Stated goal: In the listing below, find every line containing "设置文字" and copy it out.
** Start Entries provided **
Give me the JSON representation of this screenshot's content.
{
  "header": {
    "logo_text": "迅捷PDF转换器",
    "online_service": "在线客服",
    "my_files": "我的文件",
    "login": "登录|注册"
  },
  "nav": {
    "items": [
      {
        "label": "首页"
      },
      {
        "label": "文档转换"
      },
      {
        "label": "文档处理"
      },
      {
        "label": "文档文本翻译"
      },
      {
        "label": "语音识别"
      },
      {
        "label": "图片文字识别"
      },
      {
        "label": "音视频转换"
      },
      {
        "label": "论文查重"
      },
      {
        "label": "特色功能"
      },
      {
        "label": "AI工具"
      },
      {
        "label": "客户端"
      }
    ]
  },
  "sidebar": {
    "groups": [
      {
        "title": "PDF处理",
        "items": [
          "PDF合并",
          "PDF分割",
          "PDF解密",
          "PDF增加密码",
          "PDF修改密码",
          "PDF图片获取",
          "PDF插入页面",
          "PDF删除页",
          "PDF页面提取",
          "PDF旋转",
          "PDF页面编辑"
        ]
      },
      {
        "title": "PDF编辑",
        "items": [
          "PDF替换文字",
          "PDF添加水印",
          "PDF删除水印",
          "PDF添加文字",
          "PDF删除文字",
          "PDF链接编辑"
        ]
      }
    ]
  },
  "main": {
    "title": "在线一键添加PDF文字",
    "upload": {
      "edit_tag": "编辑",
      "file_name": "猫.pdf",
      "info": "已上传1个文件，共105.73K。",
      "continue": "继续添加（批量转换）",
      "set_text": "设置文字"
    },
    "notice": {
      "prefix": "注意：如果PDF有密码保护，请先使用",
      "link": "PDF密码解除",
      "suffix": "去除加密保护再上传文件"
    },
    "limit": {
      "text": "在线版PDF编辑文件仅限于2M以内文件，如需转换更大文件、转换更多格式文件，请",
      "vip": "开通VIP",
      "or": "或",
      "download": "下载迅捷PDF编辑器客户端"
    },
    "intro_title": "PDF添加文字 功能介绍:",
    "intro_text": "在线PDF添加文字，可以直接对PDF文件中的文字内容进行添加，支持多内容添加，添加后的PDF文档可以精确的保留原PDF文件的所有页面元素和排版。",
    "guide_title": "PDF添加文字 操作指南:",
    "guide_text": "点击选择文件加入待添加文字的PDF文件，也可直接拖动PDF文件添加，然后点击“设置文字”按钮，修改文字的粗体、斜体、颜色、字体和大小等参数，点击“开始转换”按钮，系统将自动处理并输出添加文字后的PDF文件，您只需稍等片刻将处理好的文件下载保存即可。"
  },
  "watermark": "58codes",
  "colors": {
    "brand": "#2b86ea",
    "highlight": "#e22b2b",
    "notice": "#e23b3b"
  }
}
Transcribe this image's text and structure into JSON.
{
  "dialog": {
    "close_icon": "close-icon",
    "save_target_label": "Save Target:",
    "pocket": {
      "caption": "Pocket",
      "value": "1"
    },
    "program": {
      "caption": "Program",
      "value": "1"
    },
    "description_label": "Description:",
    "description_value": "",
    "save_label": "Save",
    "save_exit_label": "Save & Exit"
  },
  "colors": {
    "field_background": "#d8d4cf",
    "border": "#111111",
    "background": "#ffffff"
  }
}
** End Entries provided **
Result:
      "set_text": "设置文字"
    "guide_text": "点击选择文件加入待添加文字的PDF文件，也可直接拖动PDF文件添加，然后点击“设置文字”按钮，修改文字的粗体、斜体、颜色、字体和大小等参数，点击“开始转换”按钮，系统将自动处理并输出添加文字后的PDF文件，您只需稍等片刻将处理好的文件下载保存即可。"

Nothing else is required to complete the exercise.